Wipster’s video review tools are now used by 2,500 subscribers in 150 countries and according to chief operating officer Kristen Lunman, the company is recording average month-on-month growth of 15%.

This growth is being driven by Wipster’s partnership with Vimeo, which was forged in February this year.

Lunman told SmartCompany approximately 70% of Wipster’s user base is in the US and because of this, the company is directly all of its marketing resources to the US.

“Organically you just grow … so we do have a base in Australia and the UK, Germany and Canada, but the US is where we actually spend our resources,” she says.

“It’s where the largest number of people are that are going to use the product but it’s also where the ecosystem is. When we’re looking for partnerships, we’re looking for integrations, even co-marketing partnerships, all those companies are in the US.”

So how does a self-proclaimed “tiny company at the bottom of the earth” score a deal with a tech giant like Vimeo?

Here are Wipster’s four tips for landing a deal with a large corporate.

1. Generate buzz

“The first rule is to look bigger than you are,” says Lunman.

“I think we did that.”

For Wipster, looking bigger than they are meant working with influencers in the video industry and doing what it could to generate press coverage in the lead up to the largest trade show in the US, NAB.

[Saved entries]
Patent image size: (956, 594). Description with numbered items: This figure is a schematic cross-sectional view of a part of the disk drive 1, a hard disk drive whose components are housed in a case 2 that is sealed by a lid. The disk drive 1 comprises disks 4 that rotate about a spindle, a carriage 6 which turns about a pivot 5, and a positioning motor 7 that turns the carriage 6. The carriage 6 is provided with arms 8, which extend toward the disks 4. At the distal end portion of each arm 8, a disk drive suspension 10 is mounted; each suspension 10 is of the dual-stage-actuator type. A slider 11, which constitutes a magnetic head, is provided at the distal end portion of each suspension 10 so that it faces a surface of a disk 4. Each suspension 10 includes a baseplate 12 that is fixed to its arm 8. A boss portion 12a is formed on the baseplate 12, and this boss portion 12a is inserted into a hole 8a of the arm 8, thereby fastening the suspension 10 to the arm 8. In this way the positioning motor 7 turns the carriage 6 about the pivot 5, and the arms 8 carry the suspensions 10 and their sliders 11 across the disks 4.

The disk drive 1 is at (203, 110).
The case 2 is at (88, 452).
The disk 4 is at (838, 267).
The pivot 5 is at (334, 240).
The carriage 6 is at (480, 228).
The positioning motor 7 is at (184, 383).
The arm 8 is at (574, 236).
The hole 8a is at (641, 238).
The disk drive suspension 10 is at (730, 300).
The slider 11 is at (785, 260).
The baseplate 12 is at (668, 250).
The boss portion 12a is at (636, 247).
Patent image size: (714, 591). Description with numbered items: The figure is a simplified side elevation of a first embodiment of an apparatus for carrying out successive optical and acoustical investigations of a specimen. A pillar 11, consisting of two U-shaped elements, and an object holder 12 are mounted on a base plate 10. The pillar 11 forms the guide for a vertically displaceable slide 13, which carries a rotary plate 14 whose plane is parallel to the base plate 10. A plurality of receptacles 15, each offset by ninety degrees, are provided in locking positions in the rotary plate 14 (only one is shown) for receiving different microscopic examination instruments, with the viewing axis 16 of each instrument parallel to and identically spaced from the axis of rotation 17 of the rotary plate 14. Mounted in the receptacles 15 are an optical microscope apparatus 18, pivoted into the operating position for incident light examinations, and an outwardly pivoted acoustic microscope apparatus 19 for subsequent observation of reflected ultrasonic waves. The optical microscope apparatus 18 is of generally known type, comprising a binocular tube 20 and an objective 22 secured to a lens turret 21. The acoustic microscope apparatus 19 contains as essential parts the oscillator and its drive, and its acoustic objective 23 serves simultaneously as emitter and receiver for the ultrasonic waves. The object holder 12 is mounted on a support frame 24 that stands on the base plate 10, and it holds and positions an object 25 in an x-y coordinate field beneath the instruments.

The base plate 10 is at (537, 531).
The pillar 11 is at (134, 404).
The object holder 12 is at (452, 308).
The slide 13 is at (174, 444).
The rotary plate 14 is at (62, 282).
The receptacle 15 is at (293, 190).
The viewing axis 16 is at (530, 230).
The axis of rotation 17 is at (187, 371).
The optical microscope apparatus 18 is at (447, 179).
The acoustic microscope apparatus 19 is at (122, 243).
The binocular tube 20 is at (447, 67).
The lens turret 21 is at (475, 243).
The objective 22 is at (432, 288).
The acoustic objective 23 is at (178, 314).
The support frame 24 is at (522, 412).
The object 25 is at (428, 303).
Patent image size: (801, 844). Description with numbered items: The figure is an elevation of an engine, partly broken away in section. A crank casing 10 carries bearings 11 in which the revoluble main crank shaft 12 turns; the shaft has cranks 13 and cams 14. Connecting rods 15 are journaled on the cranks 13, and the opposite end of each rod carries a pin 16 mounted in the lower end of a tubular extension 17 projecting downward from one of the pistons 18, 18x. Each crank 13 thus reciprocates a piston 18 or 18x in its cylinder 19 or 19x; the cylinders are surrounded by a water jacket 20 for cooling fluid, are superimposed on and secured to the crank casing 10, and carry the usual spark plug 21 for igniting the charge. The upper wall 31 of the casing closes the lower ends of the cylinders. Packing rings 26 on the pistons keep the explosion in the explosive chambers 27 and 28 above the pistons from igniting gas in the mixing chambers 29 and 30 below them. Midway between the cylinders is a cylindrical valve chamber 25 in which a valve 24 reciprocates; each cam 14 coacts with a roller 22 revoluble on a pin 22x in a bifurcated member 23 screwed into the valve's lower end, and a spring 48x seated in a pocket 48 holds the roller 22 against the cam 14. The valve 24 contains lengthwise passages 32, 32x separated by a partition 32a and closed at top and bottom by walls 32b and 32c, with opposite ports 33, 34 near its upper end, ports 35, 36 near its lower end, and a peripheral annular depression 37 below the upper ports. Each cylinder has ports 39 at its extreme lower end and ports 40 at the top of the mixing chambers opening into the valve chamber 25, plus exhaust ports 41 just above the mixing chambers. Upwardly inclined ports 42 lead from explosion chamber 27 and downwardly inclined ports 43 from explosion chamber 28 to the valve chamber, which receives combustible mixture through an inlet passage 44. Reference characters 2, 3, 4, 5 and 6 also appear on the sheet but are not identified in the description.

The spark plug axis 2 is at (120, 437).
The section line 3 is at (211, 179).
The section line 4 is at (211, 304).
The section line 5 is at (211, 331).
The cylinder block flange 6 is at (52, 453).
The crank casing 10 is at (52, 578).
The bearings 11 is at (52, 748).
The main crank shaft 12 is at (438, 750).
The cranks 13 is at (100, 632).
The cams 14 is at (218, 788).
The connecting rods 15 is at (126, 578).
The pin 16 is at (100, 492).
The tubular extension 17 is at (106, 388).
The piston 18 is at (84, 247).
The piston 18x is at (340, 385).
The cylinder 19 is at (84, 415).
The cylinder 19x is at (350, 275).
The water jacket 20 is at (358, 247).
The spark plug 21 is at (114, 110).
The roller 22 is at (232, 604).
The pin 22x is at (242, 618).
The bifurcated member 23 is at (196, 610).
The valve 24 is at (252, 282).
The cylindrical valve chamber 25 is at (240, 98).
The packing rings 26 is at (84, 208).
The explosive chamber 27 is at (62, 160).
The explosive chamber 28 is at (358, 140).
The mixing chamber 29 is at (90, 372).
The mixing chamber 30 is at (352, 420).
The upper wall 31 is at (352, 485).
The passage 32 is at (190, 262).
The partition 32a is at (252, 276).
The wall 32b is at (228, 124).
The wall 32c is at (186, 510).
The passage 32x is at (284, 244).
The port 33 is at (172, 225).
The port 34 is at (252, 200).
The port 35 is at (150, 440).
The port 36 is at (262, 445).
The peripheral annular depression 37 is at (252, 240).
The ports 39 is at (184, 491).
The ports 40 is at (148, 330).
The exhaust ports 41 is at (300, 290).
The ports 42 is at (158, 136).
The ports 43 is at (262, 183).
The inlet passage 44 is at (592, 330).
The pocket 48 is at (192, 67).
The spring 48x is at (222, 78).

■ Required work ■
In the Wipster article above, retype the passage that begins at the words "Wipster’s video review" and stops after "resources to the US.".

■ Solution ■
Wipster’s video review tools are now used by 2,500 subscribers in 150 countries and according to chief operating officer Kristen Lunman, the company is recording average month-on-month growth of 15%.

This growth is being driven by Wipster’s partnership with Vimeo, which was forged in February this year.

Lunman told SmartCompany approximately 70% of Wipster’s user base is in the US and because of this, the company is directly all of its marketing resources to the US.